RECORDS FOR THIS TASK —
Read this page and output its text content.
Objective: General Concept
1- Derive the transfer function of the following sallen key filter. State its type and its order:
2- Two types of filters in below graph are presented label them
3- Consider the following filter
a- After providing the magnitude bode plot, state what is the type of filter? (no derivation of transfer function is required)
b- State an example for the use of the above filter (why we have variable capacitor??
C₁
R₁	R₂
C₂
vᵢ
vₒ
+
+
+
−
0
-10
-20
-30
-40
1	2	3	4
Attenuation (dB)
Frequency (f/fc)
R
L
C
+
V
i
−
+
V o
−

EXERCISE BRIEF — Output the entries exactly.

SOLUTION FOR THIS EXERCISE —
Read this page and output its text content.
Objective: General Concept
1- Derive the transfer function of the following sallen key filter. State its type and its order:
2- Two types of filters in below graph are presented label them
3- Consider the following filter
a- After providing the magnitude bode plot, state what is the type of filter? (no derivation of transfer function is required)
b- State an example for the use of the above filter (why we have variable capacitor??
C₁
R₁	R₂
C₂
vᵢ
vₒ
+
+
+
−
0
-10
-20
-30
-40
1	2	3	4
Attenuation (dB)
Frequency (f/fc)
R
L
C
+
V
i
−
+
V o
−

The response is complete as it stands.